» EXERCISE TASK
Render the lines between the one containing "favorites-star-icon[interactable] <box>754 66" and the one containing "action-center-button[interactable]: 1 <box>980", inclusive, as a numbered list with no blank lines.

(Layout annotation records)
## begin
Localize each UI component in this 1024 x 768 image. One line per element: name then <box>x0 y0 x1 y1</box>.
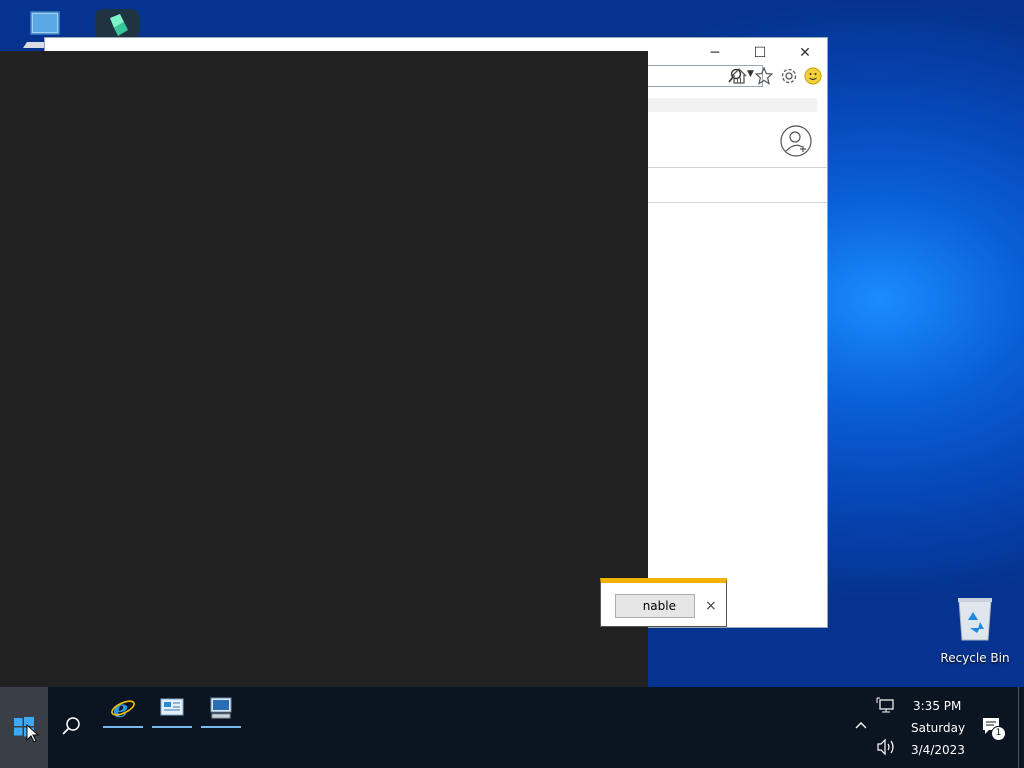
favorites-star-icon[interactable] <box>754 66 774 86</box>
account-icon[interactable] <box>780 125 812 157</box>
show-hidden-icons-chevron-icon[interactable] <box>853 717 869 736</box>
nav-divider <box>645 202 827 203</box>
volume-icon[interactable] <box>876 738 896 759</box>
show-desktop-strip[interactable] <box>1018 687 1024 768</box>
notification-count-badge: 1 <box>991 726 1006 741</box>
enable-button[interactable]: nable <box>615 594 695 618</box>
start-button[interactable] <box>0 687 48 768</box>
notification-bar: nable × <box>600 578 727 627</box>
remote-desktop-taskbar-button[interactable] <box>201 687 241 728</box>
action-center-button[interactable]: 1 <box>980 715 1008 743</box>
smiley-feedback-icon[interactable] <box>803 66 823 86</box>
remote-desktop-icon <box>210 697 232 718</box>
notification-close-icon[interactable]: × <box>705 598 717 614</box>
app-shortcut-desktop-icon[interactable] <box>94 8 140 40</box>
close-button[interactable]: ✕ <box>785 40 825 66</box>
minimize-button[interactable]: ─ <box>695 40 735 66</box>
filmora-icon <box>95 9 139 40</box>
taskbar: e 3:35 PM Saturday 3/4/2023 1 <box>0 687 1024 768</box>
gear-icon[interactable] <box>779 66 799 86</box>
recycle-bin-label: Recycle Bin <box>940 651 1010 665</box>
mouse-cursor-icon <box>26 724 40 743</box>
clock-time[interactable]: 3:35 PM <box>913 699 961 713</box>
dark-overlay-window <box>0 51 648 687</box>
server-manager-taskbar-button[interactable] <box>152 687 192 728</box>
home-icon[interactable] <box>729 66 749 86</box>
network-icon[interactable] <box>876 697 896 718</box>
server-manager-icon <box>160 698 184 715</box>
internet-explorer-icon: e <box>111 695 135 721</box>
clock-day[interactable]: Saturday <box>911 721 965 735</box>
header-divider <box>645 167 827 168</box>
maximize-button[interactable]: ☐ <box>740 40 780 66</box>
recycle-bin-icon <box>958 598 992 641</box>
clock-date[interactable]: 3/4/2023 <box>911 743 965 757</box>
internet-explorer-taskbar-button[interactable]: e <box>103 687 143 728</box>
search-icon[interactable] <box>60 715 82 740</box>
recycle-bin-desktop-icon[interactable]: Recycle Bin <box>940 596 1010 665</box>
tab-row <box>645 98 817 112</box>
## end
» REPLY
1. favorites-star-icon[interactable] <box>754 66 774 86</box>
2. account-icon[interactable] <box>780 125 812 157</box>
3. show-hidden-icons-chevron-icon[interactable] <box>853 717 869 736</box>
4. nav-divider <box>645 202 827 203</box>
5. volume-icon[interactable] <box>876 738 896 759</box>
6. show-desktop-strip[interactable] <box>1018 687 1024 768</box>
7. notification-count-badge: 1 <box>991 726 1006 741</box>
8. enable-button[interactable]: nable <box>615 594 695 618</box>
9. start-button[interactable] <box>0 687 48 768</box>
10. notification-bar: nable × <box>600 578 727 627</box>
11. remote-desktop-taskbar-button[interactable] <box>201 687 241 728</box>
12. action-center-button[interactable]: 1 <box>980 715 1008 743</box>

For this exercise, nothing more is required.